* Excerto da fonte:
“Perdidos numa
espécie de coisa.”
Confesso que andei às voltas para
fazer esta crónica. Tenho vários temas, mas também pensei para comigo, quem é
que quer saber o que escrevo?
Há já
há uns anos que vamos assistindo à lenta descredibilização do jornalista no
espaço mediático em Portugal. No mundo também, mas prefiro ficar pelo
quotidiano local. Não sou dos que acham que os meus textos vão mudar o que quer
que seja na localidade onde vivo, quanto mais num mundo que discutimos enfaticamente
como donos de uma razão pura e dura.
Hoje
não sou jornalista, não sou analista, limito-me a ser um comentador com opinião
própria, que poucos se apropriam!
O
jornalismo, que terá sido sempre uma profissão respeitável, nalguns casos nem
tanto, mas que não dá para tomar a nuvem por Juno.
O
jornalista foi a profissão que todos os que adoravam a verdade e a firmeza de
mudar o mundo abraçavam, num juramento de narrar apenas os acontecimentos,
quebrando barreiras e levando ao publico uma realidade assentes em factos
verosímeis.
Há
muitas décadas que não é assim porque o tal quinto poder, um termo criado por
Ignacio Ramonet para denunciar os media que estavam ao serviço de governos,
indústrias, sindicatos e outros espaços de abastardização da organização social
tem vindo cada vez a cercear o trabalho do jornalismo e abafá-lo ao serviço dos
grupos dominantes.
Há umas
décadas fui a Snagov na Roménia a um congresso da IASI, uma estrutura da UNESCO
para a Informação e documentação desportiva. A determinada altura foi-nos
oferecida uma apresentação, no que hoje seria uma obsoleta máquina da IBM, do
que seria o jornal do futuro e a quase desnecessidade do diretor nomeado pela
administração, sair do seu lugar para que uma publicação fosse feita, e que com
a conivência do Chefe de redação ou dos diferentes editores as alterações nem
tampouco seriam comunicados a quem fez o trabalho. Quando o jornal feito pelos
jornalistas chegava ao altar do diretor ele tratava de colocar tudo nos carris,
e submeter os valorosos jornalistas a um estatuto de subserviência para defesa
do seu ganha-pão. Era um pouco a figura de William Randolph Hearst, o magnata
americano dos media do fim do seculo XIX e do dealbar do seculo XX, genialmente
revelado no extraordinário filme Citizen Kane de Orson Wells.

* Dados brutos:
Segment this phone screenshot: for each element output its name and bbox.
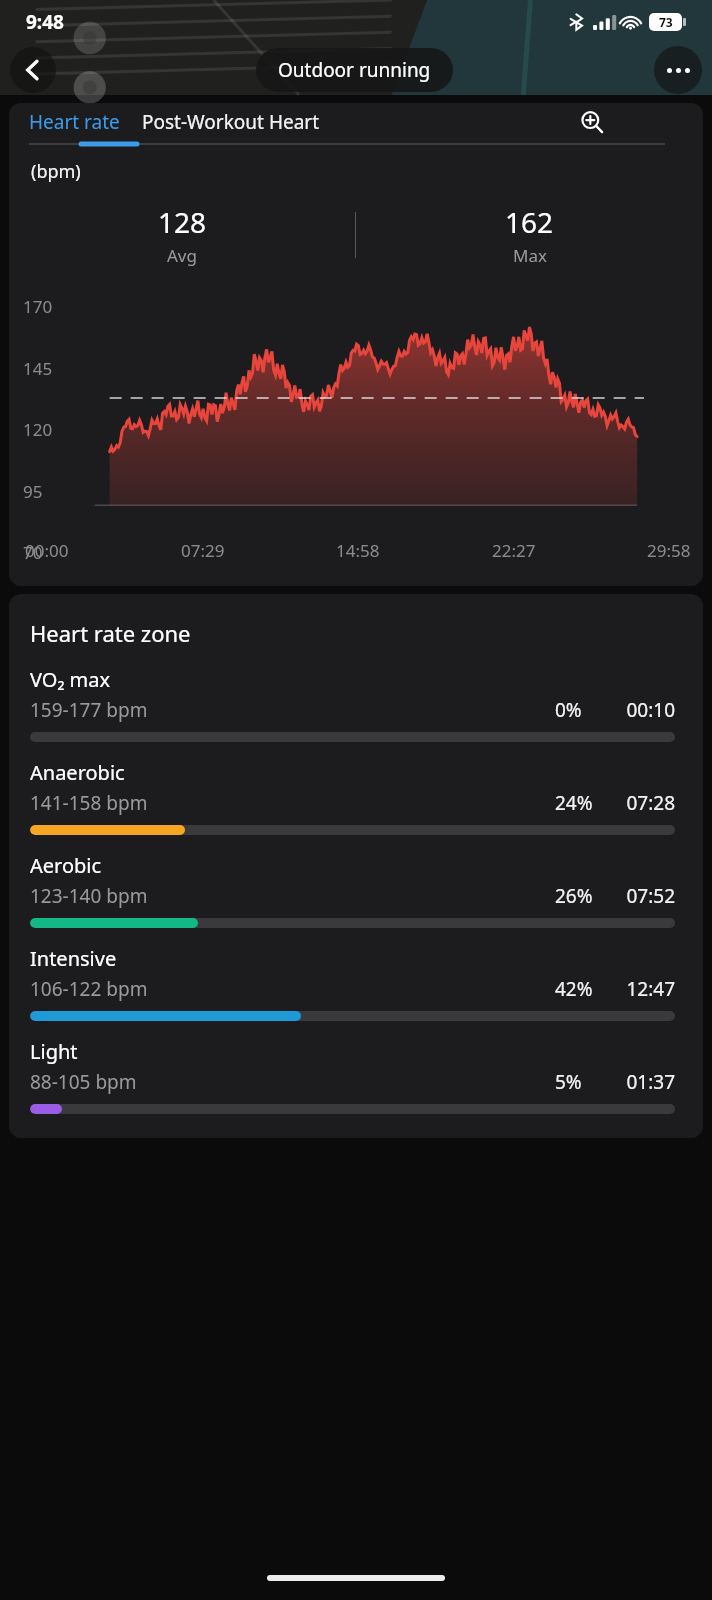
staticText: Aerobic bbox=[30, 852, 102, 879]
staticText: Avg bbox=[167, 244, 197, 267]
staticText: 170 bbox=[23, 295, 53, 318]
button[interactable]: Outdoor running bbox=[256, 48, 453, 92]
staticText: 00:10 bbox=[613, 697, 675, 723]
staticText: Max bbox=[513, 244, 547, 267]
staticText: 9:48 bbox=[26, 9, 64, 35]
staticText: 128 bbox=[158, 203, 207, 241]
staticText: 07:29 bbox=[181, 539, 225, 562]
staticText: 88-105 bpm bbox=[30, 1069, 137, 1095]
staticText: Outdoor running bbox=[278, 57, 431, 83]
button[interactable]: Light bbox=[30, 1038, 675, 1114]
button[interactable]: Heart rate bbox=[29, 109, 120, 135]
button[interactable]: Post-Workout Heart bbox=[142, 109, 320, 135]
staticText: Heart rate bbox=[29, 109, 120, 135]
staticText: Light bbox=[30, 1038, 78, 1065]
staticText: 07:52 bbox=[613, 883, 675, 909]
staticText: 24% bbox=[555, 790, 601, 816]
staticText: 145 bbox=[23, 357, 53, 380]
staticText: Post-Workout Heart bbox=[142, 109, 320, 135]
staticText: 00:00 bbox=[25, 539, 69, 562]
staticText: 01:37 bbox=[613, 1069, 675, 1095]
button[interactable]: More options bbox=[654, 46, 702, 94]
staticText: 106-122 bpm bbox=[30, 976, 148, 1002]
button[interactable]: VO₂ max bbox=[30, 666, 675, 742]
staticText: 26% bbox=[555, 883, 601, 909]
staticText: Heart rate zone bbox=[30, 618, 191, 648]
staticText: Intensive bbox=[30, 945, 117, 972]
staticText: 120 bbox=[23, 418, 53, 441]
button[interactable]: Zoom in bbox=[576, 106, 608, 138]
staticText: 42% bbox=[555, 976, 601, 1002]
staticText: 0% bbox=[555, 697, 601, 723]
staticText: VO₂ max bbox=[30, 666, 111, 693]
staticText: 70 bbox=[23, 541, 43, 564]
button[interactable]: Intensive bbox=[30, 945, 675, 1021]
staticText: 123-140 bpm bbox=[30, 883, 148, 909]
staticText: 12:47 bbox=[613, 976, 675, 1002]
button[interactable]: Back bbox=[10, 47, 56, 93]
staticText: (bpm) bbox=[31, 159, 81, 184]
staticText: 29:58 bbox=[647, 539, 691, 562]
staticText: 07:28 bbox=[613, 790, 675, 816]
staticText: 162 bbox=[505, 203, 554, 241]
staticText: 22:27 bbox=[492, 539, 536, 562]
staticText: 73 bbox=[659, 14, 673, 30]
button[interactable]: Anaerobic bbox=[30, 759, 675, 835]
staticText: Anaerobic bbox=[30, 759, 125, 786]
staticText: 141-158 bpm bbox=[30, 790, 148, 816]
staticText: 95 bbox=[23, 480, 43, 503]
staticText: 159-177 bpm bbox=[30, 697, 148, 723]
staticText: 5% bbox=[555, 1069, 601, 1095]
staticText: 14:58 bbox=[336, 539, 380, 562]
button[interactable]: Aerobic bbox=[30, 852, 675, 928]
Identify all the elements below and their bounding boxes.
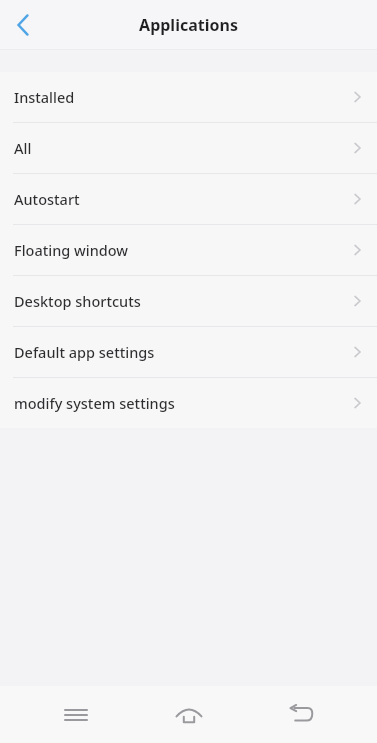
staticText: modify system settings	[14, 393, 175, 413]
staticText: Applications	[139, 14, 238, 36]
button[interactable]: Recent apps	[40, 686, 112, 743]
staticText: Installed	[14, 87, 75, 107]
staticText: Desktop shortcuts	[14, 291, 141, 311]
button[interactable]: Floating window	[0, 225, 377, 275]
button[interactable]: Default app settings	[0, 327, 377, 377]
button[interactable]: Back	[265, 686, 337, 743]
button[interactable]: Desktop shortcuts	[0, 276, 377, 326]
button[interactable]: All	[0, 123, 377, 173]
staticText: Autostart	[14, 189, 80, 209]
staticText: All	[14, 138, 32, 158]
staticText: Default app settings	[14, 342, 155, 362]
button[interactable]: Autostart	[0, 174, 377, 224]
button[interactable]: modify system settings	[0, 378, 377, 428]
button[interactable]: Back	[0, 0, 46, 50]
staticText: Floating window	[14, 240, 129, 260]
button[interactable]: Home	[153, 686, 225, 743]
button[interactable]: Installed	[0, 72, 377, 122]
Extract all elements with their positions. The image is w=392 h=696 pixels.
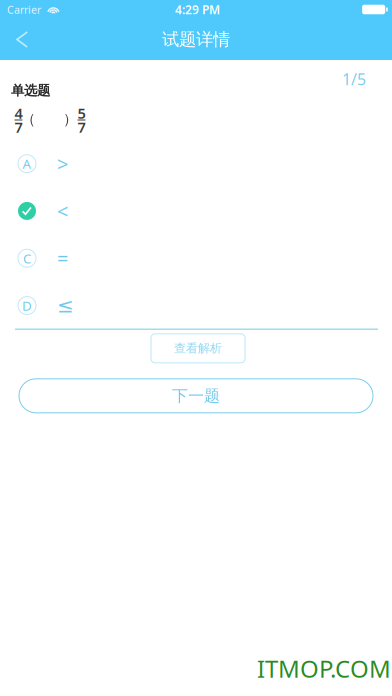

* Tarefa do exercício 1:
Indique todas as pessoas que a crónica sobre jornalismo identifica com nome e apelido.
* Tarefa do exercício 2:
Troque "comentador" por "cronista" e reescreva o trecho da crónica sobre jornalismo que vai de "Confesso que andei" até "poucos se apropriam!", inclusive.

* Resposta esperada 1:
Ignacio Ramonet
William Randolph Hearst
Orson Wells

* Resposta esperada 2:
Confesso que andei às voltas para
fazer esta crónica. Tenho vários temas, mas também pensei para comigo, quem é
que quer saber o que escrevo?
Há já
há uns anos que vamos assistindo à lenta descredibilização do jornalista no
espaço mediático em Portugal. No mundo também, mas prefiro ficar pelo
quotidiano local. Não sou dos que acham que os meus textos vão mudar o que quer
que seja na localidade onde vivo, quanto mais num mundo que discutimos enfaticamente
como donos de uma razão pura e dura.
Hoje
não sou jornalista, não sou analista, limito-me a ser um cronista com opinião
própria, que poucos se apropriam!